● **TASK TO COMPLETE**: Copy, from the entries below, each line where the word "どちらかといえば賛成" can be found.

● **SUPPLIED DATA**:
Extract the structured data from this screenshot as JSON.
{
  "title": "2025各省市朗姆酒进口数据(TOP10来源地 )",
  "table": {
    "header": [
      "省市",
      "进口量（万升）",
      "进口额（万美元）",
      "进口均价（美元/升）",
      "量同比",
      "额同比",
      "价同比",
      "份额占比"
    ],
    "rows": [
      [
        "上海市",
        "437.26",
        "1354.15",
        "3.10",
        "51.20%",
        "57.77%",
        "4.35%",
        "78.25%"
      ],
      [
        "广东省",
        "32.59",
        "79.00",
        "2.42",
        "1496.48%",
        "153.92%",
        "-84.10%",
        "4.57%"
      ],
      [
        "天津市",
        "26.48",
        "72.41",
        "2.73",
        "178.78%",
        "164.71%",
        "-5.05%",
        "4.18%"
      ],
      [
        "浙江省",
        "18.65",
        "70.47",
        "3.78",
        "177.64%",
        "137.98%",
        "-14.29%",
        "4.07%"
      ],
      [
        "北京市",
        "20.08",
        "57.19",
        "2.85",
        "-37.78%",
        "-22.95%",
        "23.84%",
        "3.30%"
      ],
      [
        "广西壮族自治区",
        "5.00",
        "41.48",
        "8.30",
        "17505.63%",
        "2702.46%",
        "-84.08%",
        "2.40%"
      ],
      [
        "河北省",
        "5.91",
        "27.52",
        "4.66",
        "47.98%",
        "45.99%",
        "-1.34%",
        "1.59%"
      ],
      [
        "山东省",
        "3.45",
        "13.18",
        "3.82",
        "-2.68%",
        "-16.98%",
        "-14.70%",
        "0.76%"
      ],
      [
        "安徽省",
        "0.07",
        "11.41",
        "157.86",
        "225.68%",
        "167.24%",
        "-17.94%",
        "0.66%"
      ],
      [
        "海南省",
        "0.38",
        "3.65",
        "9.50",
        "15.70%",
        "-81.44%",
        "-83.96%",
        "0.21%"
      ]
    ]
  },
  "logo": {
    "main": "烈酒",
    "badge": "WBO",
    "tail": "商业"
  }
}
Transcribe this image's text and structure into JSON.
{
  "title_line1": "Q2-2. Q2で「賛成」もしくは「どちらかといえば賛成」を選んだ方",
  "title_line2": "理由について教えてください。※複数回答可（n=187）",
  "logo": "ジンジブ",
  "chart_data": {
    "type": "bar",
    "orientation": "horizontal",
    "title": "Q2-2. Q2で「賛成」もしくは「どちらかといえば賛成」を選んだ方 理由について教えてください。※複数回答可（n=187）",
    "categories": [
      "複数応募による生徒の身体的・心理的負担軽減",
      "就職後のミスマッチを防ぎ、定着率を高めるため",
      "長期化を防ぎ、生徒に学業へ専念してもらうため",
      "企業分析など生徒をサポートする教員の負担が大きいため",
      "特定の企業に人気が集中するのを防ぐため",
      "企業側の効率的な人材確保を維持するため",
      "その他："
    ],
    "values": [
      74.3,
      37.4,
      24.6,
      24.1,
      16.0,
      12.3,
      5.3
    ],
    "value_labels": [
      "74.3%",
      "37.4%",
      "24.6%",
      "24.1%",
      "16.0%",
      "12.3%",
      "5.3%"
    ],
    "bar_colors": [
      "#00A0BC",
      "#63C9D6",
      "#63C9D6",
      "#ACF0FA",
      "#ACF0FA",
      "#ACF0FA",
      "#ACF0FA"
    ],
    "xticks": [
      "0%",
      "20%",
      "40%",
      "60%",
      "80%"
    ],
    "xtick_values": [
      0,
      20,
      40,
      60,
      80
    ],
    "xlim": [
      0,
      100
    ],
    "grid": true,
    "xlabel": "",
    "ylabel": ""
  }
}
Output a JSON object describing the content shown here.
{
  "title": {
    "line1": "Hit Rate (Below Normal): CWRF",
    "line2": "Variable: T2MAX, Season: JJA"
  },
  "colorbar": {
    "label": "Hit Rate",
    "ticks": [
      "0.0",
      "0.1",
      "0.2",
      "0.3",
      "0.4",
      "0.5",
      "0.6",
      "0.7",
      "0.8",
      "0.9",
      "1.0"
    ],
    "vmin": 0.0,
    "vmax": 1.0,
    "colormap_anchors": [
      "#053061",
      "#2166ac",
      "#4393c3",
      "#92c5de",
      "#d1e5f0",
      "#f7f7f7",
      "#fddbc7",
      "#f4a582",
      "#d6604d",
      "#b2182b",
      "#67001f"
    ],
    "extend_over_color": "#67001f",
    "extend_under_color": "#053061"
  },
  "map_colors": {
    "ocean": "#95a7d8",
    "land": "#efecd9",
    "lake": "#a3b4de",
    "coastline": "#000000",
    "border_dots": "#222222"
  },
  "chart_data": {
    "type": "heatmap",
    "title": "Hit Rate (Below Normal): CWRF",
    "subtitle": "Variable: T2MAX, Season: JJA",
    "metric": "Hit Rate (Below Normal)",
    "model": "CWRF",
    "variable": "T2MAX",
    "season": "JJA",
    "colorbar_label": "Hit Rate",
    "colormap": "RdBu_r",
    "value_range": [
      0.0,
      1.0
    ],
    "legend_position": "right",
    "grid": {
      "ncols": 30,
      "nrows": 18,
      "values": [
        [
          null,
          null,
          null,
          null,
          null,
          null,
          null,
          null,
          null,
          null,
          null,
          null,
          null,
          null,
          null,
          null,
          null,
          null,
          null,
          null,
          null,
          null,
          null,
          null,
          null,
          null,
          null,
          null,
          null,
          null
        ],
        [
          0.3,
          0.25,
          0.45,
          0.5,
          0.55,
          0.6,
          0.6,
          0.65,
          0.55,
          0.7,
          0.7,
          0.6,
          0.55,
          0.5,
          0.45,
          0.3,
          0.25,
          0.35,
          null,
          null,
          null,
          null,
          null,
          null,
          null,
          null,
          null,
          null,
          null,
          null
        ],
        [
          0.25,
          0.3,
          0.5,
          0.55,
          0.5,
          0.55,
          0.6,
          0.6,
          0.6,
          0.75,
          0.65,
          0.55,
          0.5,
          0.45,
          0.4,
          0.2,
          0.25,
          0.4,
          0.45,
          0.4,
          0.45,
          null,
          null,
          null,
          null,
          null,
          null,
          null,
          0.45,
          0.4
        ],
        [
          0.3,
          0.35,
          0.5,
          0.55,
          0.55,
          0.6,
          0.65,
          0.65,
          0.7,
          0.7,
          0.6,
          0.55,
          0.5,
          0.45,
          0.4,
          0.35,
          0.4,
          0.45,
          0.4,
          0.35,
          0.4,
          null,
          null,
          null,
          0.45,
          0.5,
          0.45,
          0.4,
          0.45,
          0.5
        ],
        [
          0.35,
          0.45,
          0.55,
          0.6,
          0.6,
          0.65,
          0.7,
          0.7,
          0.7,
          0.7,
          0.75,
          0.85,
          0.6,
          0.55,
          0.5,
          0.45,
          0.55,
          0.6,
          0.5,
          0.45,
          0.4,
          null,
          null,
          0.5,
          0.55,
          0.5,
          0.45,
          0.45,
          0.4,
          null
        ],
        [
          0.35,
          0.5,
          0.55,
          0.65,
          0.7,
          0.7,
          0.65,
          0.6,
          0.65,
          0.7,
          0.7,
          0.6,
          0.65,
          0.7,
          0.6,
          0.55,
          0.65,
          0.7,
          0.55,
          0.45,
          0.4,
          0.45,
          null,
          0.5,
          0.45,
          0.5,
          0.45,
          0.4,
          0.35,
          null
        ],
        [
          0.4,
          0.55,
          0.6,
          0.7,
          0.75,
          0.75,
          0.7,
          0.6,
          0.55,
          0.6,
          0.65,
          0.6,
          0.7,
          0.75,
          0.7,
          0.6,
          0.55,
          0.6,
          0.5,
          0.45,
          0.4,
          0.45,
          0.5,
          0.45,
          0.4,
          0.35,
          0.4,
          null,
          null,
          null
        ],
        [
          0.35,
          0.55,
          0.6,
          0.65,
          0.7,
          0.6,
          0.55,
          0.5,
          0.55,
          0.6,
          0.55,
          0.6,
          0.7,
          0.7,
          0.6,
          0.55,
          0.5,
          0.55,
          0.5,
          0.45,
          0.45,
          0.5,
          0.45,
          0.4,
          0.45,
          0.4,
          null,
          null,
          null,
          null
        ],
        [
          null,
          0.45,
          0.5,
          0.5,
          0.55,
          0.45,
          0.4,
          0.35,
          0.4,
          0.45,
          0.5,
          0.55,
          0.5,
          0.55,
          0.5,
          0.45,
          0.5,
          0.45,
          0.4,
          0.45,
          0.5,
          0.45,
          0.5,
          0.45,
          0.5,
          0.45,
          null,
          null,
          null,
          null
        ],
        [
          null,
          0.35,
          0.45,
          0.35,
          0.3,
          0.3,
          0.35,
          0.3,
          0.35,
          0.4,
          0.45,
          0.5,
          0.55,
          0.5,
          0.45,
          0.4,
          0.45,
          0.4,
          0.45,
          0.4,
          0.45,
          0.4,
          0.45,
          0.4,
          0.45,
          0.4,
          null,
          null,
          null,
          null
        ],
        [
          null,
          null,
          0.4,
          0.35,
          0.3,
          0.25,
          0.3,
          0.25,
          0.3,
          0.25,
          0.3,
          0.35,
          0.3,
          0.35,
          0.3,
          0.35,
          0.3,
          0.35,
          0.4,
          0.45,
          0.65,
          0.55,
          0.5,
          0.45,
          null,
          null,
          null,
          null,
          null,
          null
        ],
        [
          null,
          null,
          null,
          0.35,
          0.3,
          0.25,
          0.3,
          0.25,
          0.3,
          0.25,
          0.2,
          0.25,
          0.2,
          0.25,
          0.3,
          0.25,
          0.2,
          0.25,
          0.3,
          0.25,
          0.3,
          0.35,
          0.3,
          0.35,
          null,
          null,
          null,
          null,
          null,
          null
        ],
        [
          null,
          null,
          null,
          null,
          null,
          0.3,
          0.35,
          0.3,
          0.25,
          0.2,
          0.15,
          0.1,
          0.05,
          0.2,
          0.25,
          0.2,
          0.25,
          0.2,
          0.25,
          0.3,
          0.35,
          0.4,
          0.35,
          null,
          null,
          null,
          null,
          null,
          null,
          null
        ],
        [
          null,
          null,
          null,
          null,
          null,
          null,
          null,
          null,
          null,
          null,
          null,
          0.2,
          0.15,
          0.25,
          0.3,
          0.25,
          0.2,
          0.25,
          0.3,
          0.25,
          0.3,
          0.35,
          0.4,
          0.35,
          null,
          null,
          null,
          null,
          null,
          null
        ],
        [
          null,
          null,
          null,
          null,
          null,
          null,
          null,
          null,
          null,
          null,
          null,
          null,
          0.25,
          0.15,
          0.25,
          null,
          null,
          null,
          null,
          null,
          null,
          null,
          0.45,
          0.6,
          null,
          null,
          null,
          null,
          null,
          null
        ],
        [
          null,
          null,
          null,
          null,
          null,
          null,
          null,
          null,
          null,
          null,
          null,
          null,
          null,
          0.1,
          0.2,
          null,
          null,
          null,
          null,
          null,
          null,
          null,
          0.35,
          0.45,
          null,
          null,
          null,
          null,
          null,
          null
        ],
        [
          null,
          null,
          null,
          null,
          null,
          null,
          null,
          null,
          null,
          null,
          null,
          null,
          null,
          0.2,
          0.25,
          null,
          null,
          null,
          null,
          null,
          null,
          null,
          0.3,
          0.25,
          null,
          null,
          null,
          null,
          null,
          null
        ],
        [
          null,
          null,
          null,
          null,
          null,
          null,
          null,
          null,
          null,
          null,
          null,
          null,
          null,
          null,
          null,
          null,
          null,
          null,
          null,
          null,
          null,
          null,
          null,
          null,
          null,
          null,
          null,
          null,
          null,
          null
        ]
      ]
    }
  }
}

● **RESPONSE TO THE EXERCISE**:
  "title_line1": "Q2-2. Q2で「賛成」もしくは「どちらかといえば賛成」を選んだ方",
    "title": "Q2-2. Q2で「賛成」もしくは「どちらかといえば賛成」を選んだ方 理由について教えてください。※複数回答可（n=187）",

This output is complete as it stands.